Copy out all the entries exactly.

□ □ □ □

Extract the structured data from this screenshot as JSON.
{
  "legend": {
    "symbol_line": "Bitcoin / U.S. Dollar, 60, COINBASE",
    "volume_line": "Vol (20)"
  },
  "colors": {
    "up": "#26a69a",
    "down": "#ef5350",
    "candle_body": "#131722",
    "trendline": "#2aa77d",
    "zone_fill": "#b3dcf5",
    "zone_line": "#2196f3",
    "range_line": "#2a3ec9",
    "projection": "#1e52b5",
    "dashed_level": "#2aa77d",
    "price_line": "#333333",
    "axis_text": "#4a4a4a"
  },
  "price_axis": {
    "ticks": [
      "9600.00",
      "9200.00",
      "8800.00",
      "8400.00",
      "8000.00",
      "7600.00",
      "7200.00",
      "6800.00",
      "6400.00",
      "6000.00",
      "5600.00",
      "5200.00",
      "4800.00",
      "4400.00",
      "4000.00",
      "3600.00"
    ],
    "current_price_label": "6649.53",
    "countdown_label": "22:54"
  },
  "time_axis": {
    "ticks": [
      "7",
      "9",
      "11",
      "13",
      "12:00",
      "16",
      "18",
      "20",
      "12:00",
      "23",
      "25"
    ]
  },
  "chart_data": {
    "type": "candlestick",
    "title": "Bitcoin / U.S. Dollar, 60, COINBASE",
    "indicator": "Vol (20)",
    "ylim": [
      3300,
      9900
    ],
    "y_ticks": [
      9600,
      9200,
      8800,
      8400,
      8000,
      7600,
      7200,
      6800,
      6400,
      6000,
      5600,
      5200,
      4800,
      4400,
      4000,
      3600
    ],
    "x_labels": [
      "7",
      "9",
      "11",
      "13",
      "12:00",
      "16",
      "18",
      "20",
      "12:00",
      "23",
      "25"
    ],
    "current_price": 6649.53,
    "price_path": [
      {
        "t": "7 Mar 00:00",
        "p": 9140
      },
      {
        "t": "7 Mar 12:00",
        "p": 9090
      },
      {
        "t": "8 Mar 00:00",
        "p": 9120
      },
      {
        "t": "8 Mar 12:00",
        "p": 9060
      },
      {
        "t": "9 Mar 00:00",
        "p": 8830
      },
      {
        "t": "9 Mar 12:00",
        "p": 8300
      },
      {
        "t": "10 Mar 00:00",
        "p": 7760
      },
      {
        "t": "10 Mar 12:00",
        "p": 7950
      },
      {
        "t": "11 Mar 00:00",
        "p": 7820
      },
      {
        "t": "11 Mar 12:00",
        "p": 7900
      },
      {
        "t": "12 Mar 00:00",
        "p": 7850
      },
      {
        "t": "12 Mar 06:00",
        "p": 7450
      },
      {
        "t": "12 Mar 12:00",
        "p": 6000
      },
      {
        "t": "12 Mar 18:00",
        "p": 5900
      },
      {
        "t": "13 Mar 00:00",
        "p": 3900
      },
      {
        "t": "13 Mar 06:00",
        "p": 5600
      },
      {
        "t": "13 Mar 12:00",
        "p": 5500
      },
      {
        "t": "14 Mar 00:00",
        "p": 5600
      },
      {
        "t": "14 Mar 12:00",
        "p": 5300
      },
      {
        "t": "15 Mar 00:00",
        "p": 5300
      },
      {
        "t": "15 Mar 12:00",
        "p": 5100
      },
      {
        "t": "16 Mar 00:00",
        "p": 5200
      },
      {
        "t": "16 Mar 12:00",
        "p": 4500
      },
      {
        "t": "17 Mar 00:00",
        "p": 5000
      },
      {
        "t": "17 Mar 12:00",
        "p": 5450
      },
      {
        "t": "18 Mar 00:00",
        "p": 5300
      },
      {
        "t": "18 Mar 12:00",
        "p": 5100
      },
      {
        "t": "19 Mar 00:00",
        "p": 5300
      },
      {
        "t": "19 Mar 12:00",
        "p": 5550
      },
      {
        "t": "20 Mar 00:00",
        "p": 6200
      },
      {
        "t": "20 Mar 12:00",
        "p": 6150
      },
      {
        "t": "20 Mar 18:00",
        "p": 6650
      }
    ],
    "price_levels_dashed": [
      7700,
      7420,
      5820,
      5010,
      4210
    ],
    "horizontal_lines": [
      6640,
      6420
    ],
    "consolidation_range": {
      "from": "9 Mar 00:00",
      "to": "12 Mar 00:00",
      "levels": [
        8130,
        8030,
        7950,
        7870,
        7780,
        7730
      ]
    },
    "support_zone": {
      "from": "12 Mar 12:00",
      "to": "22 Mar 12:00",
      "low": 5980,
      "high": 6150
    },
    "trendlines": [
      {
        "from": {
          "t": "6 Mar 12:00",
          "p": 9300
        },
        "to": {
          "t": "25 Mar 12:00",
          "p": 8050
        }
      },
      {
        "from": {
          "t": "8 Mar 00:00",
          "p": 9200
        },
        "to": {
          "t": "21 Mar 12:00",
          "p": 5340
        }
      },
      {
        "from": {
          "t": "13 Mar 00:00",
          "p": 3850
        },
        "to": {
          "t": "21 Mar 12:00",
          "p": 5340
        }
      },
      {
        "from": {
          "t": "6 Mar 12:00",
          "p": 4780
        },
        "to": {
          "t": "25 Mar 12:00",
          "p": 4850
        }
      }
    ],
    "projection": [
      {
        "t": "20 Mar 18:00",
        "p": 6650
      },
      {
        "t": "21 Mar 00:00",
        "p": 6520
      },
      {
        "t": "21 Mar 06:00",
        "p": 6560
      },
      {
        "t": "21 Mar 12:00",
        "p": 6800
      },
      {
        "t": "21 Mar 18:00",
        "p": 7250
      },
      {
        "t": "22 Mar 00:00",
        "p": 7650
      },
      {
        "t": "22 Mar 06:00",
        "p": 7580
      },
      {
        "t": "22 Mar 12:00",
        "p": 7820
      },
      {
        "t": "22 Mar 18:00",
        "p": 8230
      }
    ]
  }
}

□ □ □ □

▶ **Correct output**
Extract the structured data from this screenshot as JSON.
{
  "legend": {
    "symbol_line": "Bitcoin / U.S. Dollar, 60, COINBASE",
    "volume_line": "Vol (20)"
  },
  "colors": {
    "up": "#26a69a",
    "down": "#ef5350",
    "candle_body": "#131722",
    "trendline": "#2aa77d",
    "zone_fill": "#b3dcf5",
    "zone_line": "#2196f3",
    "range_line": "#2a3ec9",
    "projection": "#1e52b5",
    "dashed_level": "#2aa77d",
    "price_line": "#333333",
    "axis_text": "#4a4a4a"
  },
  "price_axis": {
    "ticks": [
      "9600.00",
      "9200.00",
      "8800.00",
      "8400.00",
      "8000.00",
      "7600.00",
      "7200.00",
      "6800.00",
      "6400.00",
      "6000.00",
      "5600.00",
      "5200.00",
      "4800.00",
      "4400.00",
      "4000.00",
      "3600.00"
    ],
    "current_price_label": "6649.53",
    "countdown_label": "22:54"
  },
  "time_axis": {
    "ticks": [
      "7",
      "9",
      "11",
      "13",
      "12:00",
      "16",
      "18",
      "20",
      "12:00",
      "23",
      "25"
    ]
  },
  "chart_data": {
    "type": "candlestick",
    "title": "Bitcoin / U.S. Dollar, 60, COINBASE",
    "indicator": "Vol (20)",
    "ylim": [
      3300,
      9900
    ],
    "y_ticks": [
      9600,
      9200,
      8800,
      8400,
      8000,
      7600,
      7200,
      6800,
      6400,
      6000,
      5600,
      5200,
      4800,
      4400,
      4000,
      3600
    ],
    "x_labels": [
      "7",
      "9",
      "11",
      "13",
      "12:00",
      "16",
      "18",
      "20",
      "12:00",
      "23",
      "25"
    ],
    "current_price": 6649.53,
    "price_path": [
      {
        "t": "7 Mar 00:00",
        "p": 9140
      },
      {
        "t": "7 Mar 12:00",
        "p": 9090
      },
      {
        "t": "8 Mar 00:00",
        "p": 9120
      },
      {
        "t": "8 Mar 12:00",
        "p": 9060
      },
      {
        "t": "9 Mar 00:00",
        "p": 8830
      },
      {
        "t": "9 Mar 12:00",
        "p": 8300
      },
      {
        "t": "10 Mar 00:00",
        "p": 7760
      },
      {
        "t": "10 Mar 12:00",
        "p": 7950
      },
      {
        "t": "11 Mar 00:00",
        "p": 7820
      },
      {
        "t": "11 Mar 12:00",
        "p": 7900
      },
      {
        "t": "12 Mar 00:00",
        "p": 7850
      },
      {
        "t": "12 Mar 06:00",
        "p": 7450
      },
      {
        "t": "12 Mar 12:00",
        "p": 6000
      },
      {
        "t": "12 Mar 18:00",
        "p": 5900
      },
      {
        "t": "13 Mar 00:00",
        "p": 3900
      },
      {
        "t": "13 Mar 06:00",
        "p": 5600
      },
      {
        "t": "13 Mar 12:00",
        "p": 5500
      },
      {
        "t": "14 Mar 00:00",
        "p": 5600
      },
      {
        "t": "14 Mar 12:00",
        "p": 5300
      },
      {
        "t": "15 Mar 00:00",
        "p": 5300
      },
      {
        "t": "15 Mar 12:00",
        "p": 5100
      },
      {
        "t": "16 Mar 00:00",
        "p": 5200
      },
      {
        "t": "16 Mar 12:00",
        "p": 4500
      },
      {
        "t": "17 Mar 00:00",
        "p": 5000
      },
      {
        "t": "17 Mar 12:00",
        "p": 5450
      },
      {
        "t": "18 Mar 00:00",
        "p": 5300
      },
      {
        "t": "18 Mar 12:00",
        "p": 5100
      },
      {
        "t": "19 Mar 00:00",
        "p": 5300
      },
      {
        "t": "19 Mar 12:00",
        "p": 5550
      },
      {
        "t": "20 Mar 00:00",
        "p": 6200
      },
      {
        "t": "20 Mar 12:00",
        "p": 6150
      },
      {
        "t": "20 Mar 18:00",
        "p": 6650
      }
    ],
    "price_levels_dashed": [
      7700,
      7420,
      5820,
      5010,
      4210
    ],
    "horizontal_lines": [
      6640,
      6420
    ],
    "consolidation_range": {
      "from": "9 Mar 00:00",
      "to": "12 Mar 00:00",
      "levels": [
        8130,
        8030,
        7950,
        7870,
        7780,
        7730
      ]
    },
    "support_zone": {
      "from": "12 Mar 12:00",
      "to": "22 Mar 12:00",
      "low": 5980,
      "high": 6150
    },
    "trendlines": [
      {
        "from": {
          "t": "6 Mar 12:00",
          "p": 9300
        },
        "to": {
          "t": "25 Mar 12:00",
          "p": 8050
        }
      },
      {
        "from": {
          "t": "8 Mar 00:00",
          "p": 9200
        },
        "to": {
          "t": "21 Mar 12:00",
          "p": 5340
        }
      },
      {
        "from": {
          "t": "13 Mar 00:00",
          "p": 3850
        },
        "to": {
          "t": "21 Mar 12:00",
          "p": 5340
        }
      },
      {
        "from": {
          "t": "6 Mar 12:00",
          "p": 4780
        },
        "to": {
          "t": "25 Mar 12:00",
          "p": 4850
        }
      }
    ],
    "projection": [
      {
        "t": "20 Mar 18:00",
        "p": 6650
      },
      {
        "t": "21 Mar 00:00",
        "p": 6520
      },
      {
        "t": "21 Mar 06:00",
        "p": 6560
      },
      {
        "t": "21 Mar 12:00",
        "p": 6800
      },
      {
        "t": "21 Mar 18:00",
        "p": 7250
      },
      {
        "t": "22 Mar 00:00",
        "p": 7650
      },
      {
        "t": "22 Mar 06:00",
        "p": 7580
      },
      {
        "t": "22 Mar 12:00",
        "p": 7820
      },
      {
        "t": "22 Mar 18:00",
        "p": 8230
      }
    ]
  }
}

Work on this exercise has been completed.